• [Task objective]: Reproduce all of the listing below without alteration.

• [Task material]:
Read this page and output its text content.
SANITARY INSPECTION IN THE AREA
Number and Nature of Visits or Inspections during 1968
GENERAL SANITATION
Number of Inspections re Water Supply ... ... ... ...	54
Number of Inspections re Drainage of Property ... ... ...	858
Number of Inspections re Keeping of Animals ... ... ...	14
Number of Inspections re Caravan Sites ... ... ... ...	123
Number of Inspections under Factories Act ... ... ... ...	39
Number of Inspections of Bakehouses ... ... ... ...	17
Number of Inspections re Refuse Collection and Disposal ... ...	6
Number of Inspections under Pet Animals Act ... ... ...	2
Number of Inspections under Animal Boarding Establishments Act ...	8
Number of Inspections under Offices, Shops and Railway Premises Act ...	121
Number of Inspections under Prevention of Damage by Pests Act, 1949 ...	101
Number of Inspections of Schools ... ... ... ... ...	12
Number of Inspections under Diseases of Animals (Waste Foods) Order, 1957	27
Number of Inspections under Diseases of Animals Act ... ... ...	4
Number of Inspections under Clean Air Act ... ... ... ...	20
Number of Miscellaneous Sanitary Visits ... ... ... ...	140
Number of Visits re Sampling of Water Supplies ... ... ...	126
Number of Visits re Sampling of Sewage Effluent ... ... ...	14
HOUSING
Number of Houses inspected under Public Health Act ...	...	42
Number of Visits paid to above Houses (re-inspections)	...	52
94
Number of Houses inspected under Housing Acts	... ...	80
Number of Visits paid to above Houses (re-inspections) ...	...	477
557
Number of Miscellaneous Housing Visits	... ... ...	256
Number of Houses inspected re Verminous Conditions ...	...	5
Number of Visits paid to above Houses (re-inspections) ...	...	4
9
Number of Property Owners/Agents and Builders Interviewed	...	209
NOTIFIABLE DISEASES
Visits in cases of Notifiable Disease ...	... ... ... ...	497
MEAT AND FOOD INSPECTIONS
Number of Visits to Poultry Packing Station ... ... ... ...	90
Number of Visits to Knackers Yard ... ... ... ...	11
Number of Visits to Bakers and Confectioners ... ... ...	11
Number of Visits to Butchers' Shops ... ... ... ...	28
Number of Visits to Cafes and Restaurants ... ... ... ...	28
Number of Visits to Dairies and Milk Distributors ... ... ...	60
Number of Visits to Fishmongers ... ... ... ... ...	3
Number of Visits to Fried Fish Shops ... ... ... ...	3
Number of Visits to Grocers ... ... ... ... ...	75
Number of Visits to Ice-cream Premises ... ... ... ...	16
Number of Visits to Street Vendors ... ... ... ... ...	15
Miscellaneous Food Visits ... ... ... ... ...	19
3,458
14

• [The result]:
Read this page and output its text content.
SANITARY INSPECTION IN THE AREA
Number and Nature of Visits or Inspections during 1968
GENERAL SANITATION
Number of Inspections re Water Supply ... ... ... ...	54
Number of Inspections re Drainage of Property ... ... ...	858
Number of Inspections re Keeping of Animals ... ... ...	14
Number of Inspections re Caravan Sites ... ... ... ...	123
Number of Inspections under Factories Act ... ... ... ...	39
Number of Inspections of Bakehouses ... ... ... ...	17
Number of Inspections re Refuse Collection and Disposal ... ...	6
Number of Inspections under Pet Animals Act ... ... ...	2
Number of Inspections under Animal Boarding Establishments Act ...	8
Number of Inspections under Offices, Shops and Railway Premises Act ...	121
Number of Inspections under Prevention of Damage by Pests Act, 1949 ...	101
Number of Inspections of Schools ... ... ... ... ...	12
Number of Inspections under Diseases of Animals (Waste Foods) Order, 1957	27
Number of Inspections under Diseases of Animals Act ... ... ...	4
Number of Inspections under Clean Air Act ... ... ... ...	20
Number of Miscellaneous Sanitary Visits ... ... ... ...	140
Number of Visits re Sampling of Water Supplies ... ... ...	126
Number of Visits re Sampling of Sewage Effluent ... ... ...	14
HOUSING
Number of Houses inspected under Public Health Act ...	...	42
Number of Visits paid to above Houses (re-inspections)	...	52
94
Number of Houses inspected under Housing Acts	... ...	80
Number of Visits paid to above Houses (re-inspections) ...	...	477
557
Number of Miscellaneous Housing Visits	... ... ...	256
Number of Houses inspected re Verminous Conditions ...	...	5
Number of Visits paid to above Houses (re-inspections) ...	...	4
9
Number of Property Owners/Agents and Builders Interviewed	...	209
NOTIFIABLE DISEASES
Visits in cases of Notifiable Disease ...	... ... ... ...	497
MEAT AND FOOD INSPECTIONS
Number of Visits to Poultry Packing Station ... ... ... ...	90
Number of Visits to Knackers Yard ... ... ... ...	11
Number of Visits to Bakers and Confectioners ... ... ...	11
Number of Visits to Butchers' Shops ... ... ... ...	28
Number of Visits to Cafes and Restaurants ... ... ... ...	28
Number of Visits to Dairies and Milk Distributors ... ... ...	60
Number of Visits to Fishmongers ... ... ... ... ...	3
Number of Visits to Fried Fish Shops ... ... ... ...	3
Number of Visits to Grocers ... ... ... ... ...	75
Number of Visits to Ice-cream Premises ... ... ... ...	16
Number of Visits to Street Vendors ... ... ... ... ...	15
Miscellaneous Food Visits ... ... ... ... ...	19
3,458
14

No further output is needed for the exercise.